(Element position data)

□ □ □

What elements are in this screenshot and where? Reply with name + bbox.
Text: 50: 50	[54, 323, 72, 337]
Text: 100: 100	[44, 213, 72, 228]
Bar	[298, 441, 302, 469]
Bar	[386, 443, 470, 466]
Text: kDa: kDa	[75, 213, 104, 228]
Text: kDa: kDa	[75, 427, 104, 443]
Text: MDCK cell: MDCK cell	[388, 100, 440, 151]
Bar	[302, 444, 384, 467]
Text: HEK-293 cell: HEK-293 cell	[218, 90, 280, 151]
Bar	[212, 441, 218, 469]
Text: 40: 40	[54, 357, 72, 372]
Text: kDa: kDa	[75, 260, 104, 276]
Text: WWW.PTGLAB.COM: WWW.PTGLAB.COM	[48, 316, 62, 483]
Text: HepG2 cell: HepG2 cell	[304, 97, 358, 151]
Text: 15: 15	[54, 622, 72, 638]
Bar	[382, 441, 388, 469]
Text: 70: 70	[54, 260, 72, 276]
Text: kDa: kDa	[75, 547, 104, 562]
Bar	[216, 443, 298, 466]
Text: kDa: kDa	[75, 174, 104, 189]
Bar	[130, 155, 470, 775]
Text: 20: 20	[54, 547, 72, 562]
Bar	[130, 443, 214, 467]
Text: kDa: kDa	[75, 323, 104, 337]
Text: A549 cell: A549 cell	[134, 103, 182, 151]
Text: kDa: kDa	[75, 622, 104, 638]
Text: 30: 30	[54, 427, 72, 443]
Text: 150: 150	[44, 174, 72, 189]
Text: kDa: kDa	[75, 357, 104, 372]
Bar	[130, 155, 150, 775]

□ □ □

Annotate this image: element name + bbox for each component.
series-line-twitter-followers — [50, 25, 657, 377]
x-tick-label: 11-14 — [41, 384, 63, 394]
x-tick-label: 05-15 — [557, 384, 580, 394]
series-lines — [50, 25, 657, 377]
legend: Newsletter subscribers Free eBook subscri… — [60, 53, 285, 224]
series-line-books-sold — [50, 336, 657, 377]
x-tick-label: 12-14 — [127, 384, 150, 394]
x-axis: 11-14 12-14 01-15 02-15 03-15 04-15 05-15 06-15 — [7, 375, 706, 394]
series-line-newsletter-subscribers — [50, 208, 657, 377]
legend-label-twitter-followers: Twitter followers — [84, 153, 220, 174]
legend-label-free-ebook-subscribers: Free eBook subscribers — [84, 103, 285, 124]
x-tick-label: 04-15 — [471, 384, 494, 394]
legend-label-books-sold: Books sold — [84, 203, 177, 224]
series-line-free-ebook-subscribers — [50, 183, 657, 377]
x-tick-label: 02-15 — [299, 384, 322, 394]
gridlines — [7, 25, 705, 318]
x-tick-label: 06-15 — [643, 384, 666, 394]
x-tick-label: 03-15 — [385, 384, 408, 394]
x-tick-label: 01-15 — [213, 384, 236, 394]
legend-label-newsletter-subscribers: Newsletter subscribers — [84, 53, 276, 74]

□ □ □

**WHAT IS EXPECTED**: Rewrite the data starting at the line that contains "What elements are" and ending at the line that contains "323, 104, 337]". Swap "Bar" for "Box" and keep everything else unchanged.

**EXERCISE RESPONSE**:
What elements are in this screenshot and where? Reply with name + bbox.
Text: 50: 50	[54, 323, 72, 337]
Text: 100: 100	[44, 213, 72, 228]
Box	[298, 441, 302, 469]
Box	[386, 443, 470, 466]
Text: kDa: kDa	[75, 213, 104, 228]
Text: kDa: kDa	[75, 427, 104, 443]
Text: MDCK cell: MDCK cell	[388, 100, 440, 151]
Box	[302, 444, 384, 467]
Text: HEK-293 cell: HEK-293 cell	[218, 90, 280, 151]
Box	[212, 441, 218, 469]
Text: 40: 40	[54, 357, 72, 372]
Text: kDa: kDa	[75, 260, 104, 276]
Text: WWW.PTGLAB.COM: WWW.PTGLAB.COM	[48, 316, 62, 483]
Text: HepG2 cell: HepG2 cell	[304, 97, 358, 151]
Text: 15: 15	[54, 622, 72, 638]
Box	[382, 441, 388, 469]
Text: 70: 70	[54, 260, 72, 276]
Text: kDa: kDa	[75, 547, 104, 562]
Box	[216, 443, 298, 466]
Text: kDa: kDa	[75, 174, 104, 189]
Box	[130, 155, 470, 775]
Text: 20: 20	[54, 547, 72, 562]
Box	[130, 443, 214, 467]
Text: kDa: kDa	[75, 323, 104, 337]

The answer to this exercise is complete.